What you need to do: Transcribe the listing word for word.

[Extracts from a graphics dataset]
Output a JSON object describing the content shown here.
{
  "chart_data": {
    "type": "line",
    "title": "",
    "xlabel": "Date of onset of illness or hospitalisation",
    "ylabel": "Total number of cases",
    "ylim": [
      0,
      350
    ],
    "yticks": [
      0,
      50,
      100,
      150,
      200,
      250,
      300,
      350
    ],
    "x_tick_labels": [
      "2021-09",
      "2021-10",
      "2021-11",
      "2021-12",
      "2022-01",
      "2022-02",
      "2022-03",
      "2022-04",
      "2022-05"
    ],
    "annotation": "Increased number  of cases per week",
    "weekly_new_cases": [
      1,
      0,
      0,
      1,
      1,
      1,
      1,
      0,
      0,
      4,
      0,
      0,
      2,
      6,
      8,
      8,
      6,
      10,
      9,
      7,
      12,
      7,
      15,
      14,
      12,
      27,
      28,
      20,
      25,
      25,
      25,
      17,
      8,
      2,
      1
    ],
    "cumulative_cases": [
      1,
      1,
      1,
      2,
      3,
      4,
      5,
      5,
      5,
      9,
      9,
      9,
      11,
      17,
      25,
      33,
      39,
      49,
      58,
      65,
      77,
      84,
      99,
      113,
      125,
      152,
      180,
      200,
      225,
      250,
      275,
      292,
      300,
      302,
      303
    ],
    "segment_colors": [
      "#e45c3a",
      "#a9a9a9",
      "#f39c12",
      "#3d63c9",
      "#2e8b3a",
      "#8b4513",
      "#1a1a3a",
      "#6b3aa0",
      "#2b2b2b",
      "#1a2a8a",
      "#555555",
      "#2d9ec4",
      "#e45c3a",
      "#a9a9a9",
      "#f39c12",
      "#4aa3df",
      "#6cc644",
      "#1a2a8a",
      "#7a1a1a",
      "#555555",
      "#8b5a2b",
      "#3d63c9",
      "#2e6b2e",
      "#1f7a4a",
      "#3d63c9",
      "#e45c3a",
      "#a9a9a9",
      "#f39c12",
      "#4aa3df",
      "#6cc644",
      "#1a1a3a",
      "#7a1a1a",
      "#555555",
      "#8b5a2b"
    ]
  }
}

Response to the exercise:
Output a JSON object describing the content shown here.
{
  "chart_data": {
    "type": "line",
    "title": "",
    "xlabel": "Date of onset of illness or hospitalisation",
    "ylabel": "Total number of cases",
    "ylim": [
      0,
      350
    ],
    "yticks": [
      0,
      50,
      100,
      150,
      200,
      250,
      300,
      350
    ],
    "x_tick_labels": [
      "2021-09",
      "2021-10",
      "2021-11",
      "2021-12",
      "2022-01",
      "2022-02",
      "2022-03",
      "2022-04",
      "2022-05"
    ],
    "annotation": "Increased number  of cases per week",
    "weekly_new_cases": [
      1,
      0,
      0,
      1,
      1,
      1,
      1,
      0,
      0,
      4,
      0,
      0,
      2,
      6,
      8,
      8,
      6,
      10,
      9,
      7,
      12,
      7,
      15,
      14,
      12,
      27,
      28,
      20,
      25,
      25,
      25,
      17,
      8,
      2,
      1
    ],
    "cumulative_cases": [
      1,
      1,
      1,
      2,
      3,
      4,
      5,
      5,
      5,
      9,
      9,
      9,
      11,
      17,
      25,
      33,
      39,
      49,
      58,
      65,
      77,
      84,
      99,
      113,
      125,
      152,
      180,
      200,
      225,
      250,
      275,
      292,
      300,
      302,
      303
    ],
    "segment_colors": [
      "#e45c3a",
      "#a9a9a9",
      "#f39c12",
      "#3d63c9",
      "#2e8b3a",
      "#8b4513",
      "#1a1a3a",
      "#6b3aa0",
      "#2b2b2b",
      "#1a2a8a",
      "#555555",
      "#2d9ec4",
      "#e45c3a",
      "#a9a9a9",
      "#f39c12",
      "#4aa3df",
      "#6cc644",
      "#1a2a8a",
      "#7a1a1a",
      "#555555",
      "#8b5a2b",
      "#3d63c9",
      "#2e6b2e",
      "#1f7a4a",
      "#3d63c9",
      "#e45c3a",
      "#a9a9a9",
      "#f39c12",
      "#4aa3df",
      "#6cc644",
      "#1a1a3a",
      "#7a1a1a",
      "#555555",
      "#8b5a2b"
    ]
  }
}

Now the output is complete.